*AIM:* Show every line containing "hereby" by copying it.

*PROVIDED ENTRIES:*

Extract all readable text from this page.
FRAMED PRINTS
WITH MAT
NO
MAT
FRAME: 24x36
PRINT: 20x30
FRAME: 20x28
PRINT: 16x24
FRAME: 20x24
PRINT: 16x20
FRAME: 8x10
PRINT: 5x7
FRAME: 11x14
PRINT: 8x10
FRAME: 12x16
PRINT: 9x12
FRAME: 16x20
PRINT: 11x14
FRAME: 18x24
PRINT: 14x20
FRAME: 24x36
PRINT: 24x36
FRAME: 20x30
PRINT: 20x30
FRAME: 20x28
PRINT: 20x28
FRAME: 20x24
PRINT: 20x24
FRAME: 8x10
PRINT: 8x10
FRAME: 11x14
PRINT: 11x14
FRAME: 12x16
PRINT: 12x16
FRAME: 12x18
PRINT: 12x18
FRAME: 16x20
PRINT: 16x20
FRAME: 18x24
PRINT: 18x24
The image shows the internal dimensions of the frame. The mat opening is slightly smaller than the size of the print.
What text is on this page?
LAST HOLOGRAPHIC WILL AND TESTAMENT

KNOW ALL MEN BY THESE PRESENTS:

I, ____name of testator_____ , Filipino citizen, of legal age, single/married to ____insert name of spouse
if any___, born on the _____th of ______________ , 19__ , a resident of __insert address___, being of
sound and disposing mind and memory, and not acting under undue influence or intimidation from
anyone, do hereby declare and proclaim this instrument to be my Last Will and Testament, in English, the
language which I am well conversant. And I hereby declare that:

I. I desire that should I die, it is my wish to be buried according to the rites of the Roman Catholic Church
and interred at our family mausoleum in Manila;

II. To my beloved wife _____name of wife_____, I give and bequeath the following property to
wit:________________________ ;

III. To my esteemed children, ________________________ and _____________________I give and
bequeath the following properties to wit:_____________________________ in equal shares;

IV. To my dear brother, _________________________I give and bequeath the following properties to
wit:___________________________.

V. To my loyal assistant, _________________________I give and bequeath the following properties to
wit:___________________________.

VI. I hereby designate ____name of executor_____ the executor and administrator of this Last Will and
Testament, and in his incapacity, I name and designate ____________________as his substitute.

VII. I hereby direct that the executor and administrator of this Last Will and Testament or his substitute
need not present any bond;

*EXERCISE RESPONSE:*
anyone, do hereby declare and proclaim this instrument to be my Last Will and Testament, in English, the
language which I am well conversant. And I hereby declare that:
VI. I hereby designate ____name of executor_____ the executor and administrator of this Last Will and
VII. I hereby direct that the executor and administrator of this Last Will and Testament or his substitute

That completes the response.